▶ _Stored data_
------------------------------------------------------------------------
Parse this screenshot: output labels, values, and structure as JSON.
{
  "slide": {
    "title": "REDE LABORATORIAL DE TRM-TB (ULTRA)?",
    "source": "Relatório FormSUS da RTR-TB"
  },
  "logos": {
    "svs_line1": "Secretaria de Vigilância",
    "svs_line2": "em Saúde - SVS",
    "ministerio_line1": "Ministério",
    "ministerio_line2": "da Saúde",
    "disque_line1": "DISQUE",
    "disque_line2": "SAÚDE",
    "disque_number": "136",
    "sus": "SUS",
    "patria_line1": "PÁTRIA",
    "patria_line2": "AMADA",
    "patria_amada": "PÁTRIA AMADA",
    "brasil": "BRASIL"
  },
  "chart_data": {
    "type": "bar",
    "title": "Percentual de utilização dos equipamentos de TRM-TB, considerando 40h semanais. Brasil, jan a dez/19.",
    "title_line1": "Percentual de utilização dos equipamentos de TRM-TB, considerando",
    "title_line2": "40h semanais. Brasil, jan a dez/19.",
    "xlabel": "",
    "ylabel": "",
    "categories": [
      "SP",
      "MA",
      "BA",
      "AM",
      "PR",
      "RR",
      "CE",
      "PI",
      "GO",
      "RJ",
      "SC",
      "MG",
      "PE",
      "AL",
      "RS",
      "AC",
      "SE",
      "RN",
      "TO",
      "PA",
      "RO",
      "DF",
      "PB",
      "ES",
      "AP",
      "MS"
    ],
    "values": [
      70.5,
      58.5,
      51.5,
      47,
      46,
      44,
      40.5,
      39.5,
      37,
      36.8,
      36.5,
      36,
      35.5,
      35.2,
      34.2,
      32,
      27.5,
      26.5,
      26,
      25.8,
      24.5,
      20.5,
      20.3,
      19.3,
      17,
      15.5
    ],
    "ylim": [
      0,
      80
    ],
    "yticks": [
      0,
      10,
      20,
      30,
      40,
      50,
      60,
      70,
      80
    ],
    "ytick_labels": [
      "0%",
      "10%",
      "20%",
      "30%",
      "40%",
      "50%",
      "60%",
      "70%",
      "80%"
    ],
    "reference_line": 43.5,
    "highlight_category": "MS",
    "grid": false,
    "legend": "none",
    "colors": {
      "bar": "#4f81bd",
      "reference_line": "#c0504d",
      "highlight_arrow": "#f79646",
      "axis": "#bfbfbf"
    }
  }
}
------------------------------------------------------------------------
▶ _Requirement_
Print out the whole listing exactly as it appears.

▶ _Complete response_
Parse this screenshot: output labels, values, and structure as JSON.
{
  "slide": {
    "title": "REDE LABORATORIAL DE TRM-TB (ULTRA)?",
    "source": "Relatório FormSUS da RTR-TB"
  },
  "logos": {
    "svs_line1": "Secretaria de Vigilância",
    "svs_line2": "em Saúde - SVS",
    "ministerio_line1": "Ministério",
    "ministerio_line2": "da Saúde",
    "disque_line1": "DISQUE",
    "disque_line2": "SAÚDE",
    "disque_number": "136",
    "sus": "SUS",
    "patria_line1": "PÁTRIA",
    "patria_line2": "AMADA",
    "patria_amada": "PÁTRIA AMADA",
    "brasil": "BRASIL"
  },
  "chart_data": {
    "type": "bar",
    "title": "Percentual de utilização dos equipamentos de TRM-TB, considerando 40h semanais. Brasil, jan a dez/19.",
    "title_line1": "Percentual de utilização dos equipamentos de TRM-TB, considerando",
    "title_line2": "40h semanais. Brasil, jan a dez/19.",
    "xlabel": "",
    "ylabel": "",
    "categories": [
      "SP",
      "MA",
      "BA",
      "AM",
      "PR",
      "RR",
      "CE",
      "PI",
      "GO",
      "RJ",
      "SC",
      "MG",
      "PE",
      "AL",
      "RS",
      "AC",
      "SE",
      "RN",
      "TO",
      "PA",
      "RO",
      "DF",
      "PB",
      "ES",
      "AP",
      "MS"
    ],
    "values": [
      70.5,
      58.5,
      51.5,
      47,
      46,
      44,
      40.5,
      39.5,
      37,
      36.8,
      36.5,
      36,
      35.5,
      35.2,
      34.2,
      32,
      27.5,
      26.5,
      26,
      25.8,
      24.5,
      20.5,
      20.3,
      19.3,
      17,
      15.5
    ],
    "ylim": [
      0,
      80
    ],
    "yticks": [
      0,
      10,
      20,
      30,
      40,
      50,
      60,
      70,
      80
    ],
    "ytick_labels": [
      "0%",
      "10%",
      "20%",
      "30%",
      "40%",
      "50%",
      "60%",
      "70%",
      "80%"
    ],
    "reference_line": 43.5,
    "highlight_category": "MS",
    "grid": false,
    "legend": "none",
    "colors": {
      "bar": "#4f81bd",
      "reference_line": "#c0504d",
      "highlight_arrow": "#f79646",
      "axis": "#bfbfbf"
    }
  }
}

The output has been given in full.